■ Extracted entries
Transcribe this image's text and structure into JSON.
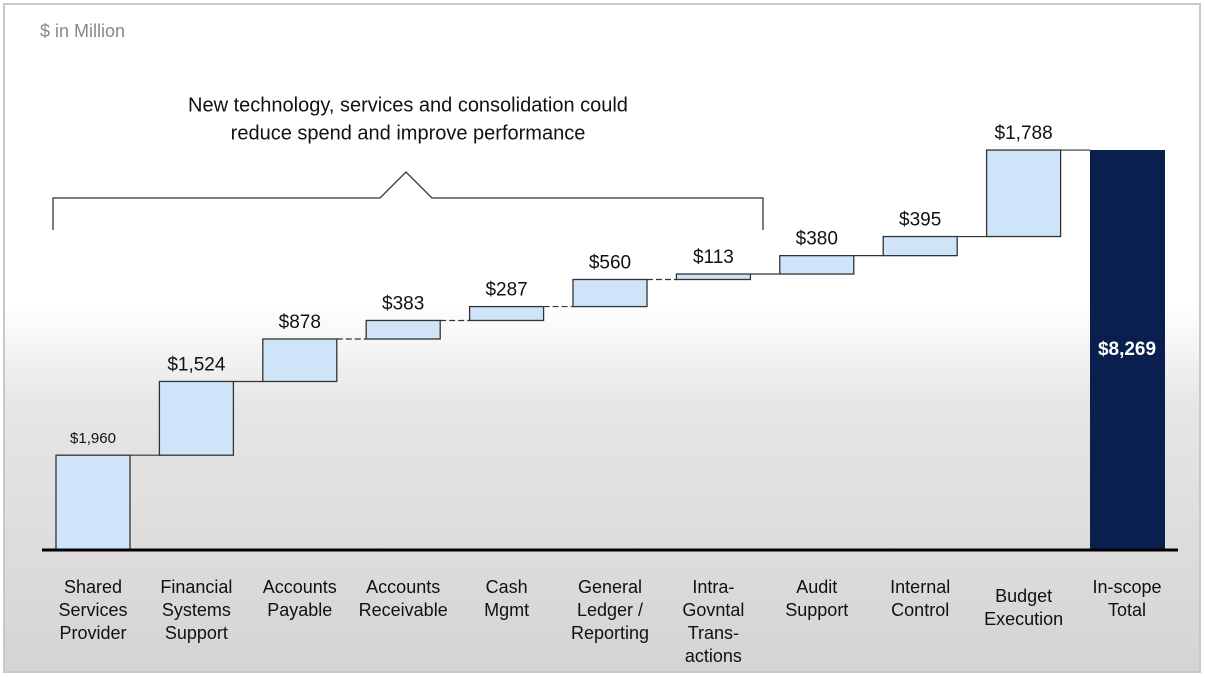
{
  "chart_data": {
    "type": "waterfall",
    "unit_note": "$ in Million",
    "annotation": [
      "New technology, services and consolidation could",
      "reduce spend and improve performance"
    ],
    "categories": [
      [
        "Shared",
        "Services",
        "Provider"
      ],
      [
        "Financial",
        "Systems",
        "Support"
      ],
      [
        "Accounts",
        "Payable"
      ],
      [
        "Accounts",
        "Receivable"
      ],
      [
        "Cash",
        "Mgmt"
      ],
      [
        "General",
        "Ledger /",
        "Reporting"
      ],
      [
        "Intra-",
        "Govntal",
        "Trans-",
        "actions"
      ],
      [
        "Audit",
        "Support"
      ],
      [
        "Internal",
        "Control"
      ],
      [
        "Budget",
        "Execution"
      ],
      [
        "In-scope",
        "Total"
      ]
    ],
    "values": [
      1960,
      1524,
      878,
      383,
      287,
      560,
      113,
      380,
      395,
      1788,
      8269
    ],
    "value_labels": [
      "$1,960",
      "$1,524",
      "$878",
      "$383",
      "$287",
      "$560",
      "$113",
      "$380",
      "$395",
      "$1,788",
      "$8,269"
    ],
    "color": "#cfe4f8",
    "total_color": "#0b1f4f"
  }
}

■ Stated problem
Without the pictures, write out every entry precisely as it appears.

■ Result below
Transcribe this image's text and structure into JSON.
{
  "chart_data": {
    "type": "waterfall",
    "unit_note": "$ in Million",
    "annotation": [
      "New technology, services and consolidation could",
      "reduce spend and improve performance"
    ],
    "categories": [
      [
        "Shared",
        "Services",
        "Provider"
      ],
      [
        "Financial",
        "Systems",
        "Support"
      ],
      [
        "Accounts",
        "Payable"
      ],
      [
        "Accounts",
        "Receivable"
      ],
      [
        "Cash",
        "Mgmt"
      ],
      [
        "General",
        "Ledger /",
        "Reporting"
      ],
      [
        "Intra-",
        "Govntal",
        "Trans-",
        "actions"
      ],
      [
        "Audit",
        "Support"
      ],
      [
        "Internal",
        "Control"
      ],
      [
        "Budget",
        "Execution"
      ],
      [
        "In-scope",
        "Total"
      ]
    ],
    "values": [
      1960,
      1524,
      878,
      383,
      287,
      560,
      113,
      380,
      395,
      1788,
      8269
    ],
    "value_labels": [
      "$1,960",
      "$1,524",
      "$878",
      "$383",
      "$287",
      "$560",
      "$113",
      "$380",
      "$395",
      "$1,788",
      "$8,269"
    ],
    "color": "#cfe4f8",
    "total_color": "#0b1f4f"
  }
}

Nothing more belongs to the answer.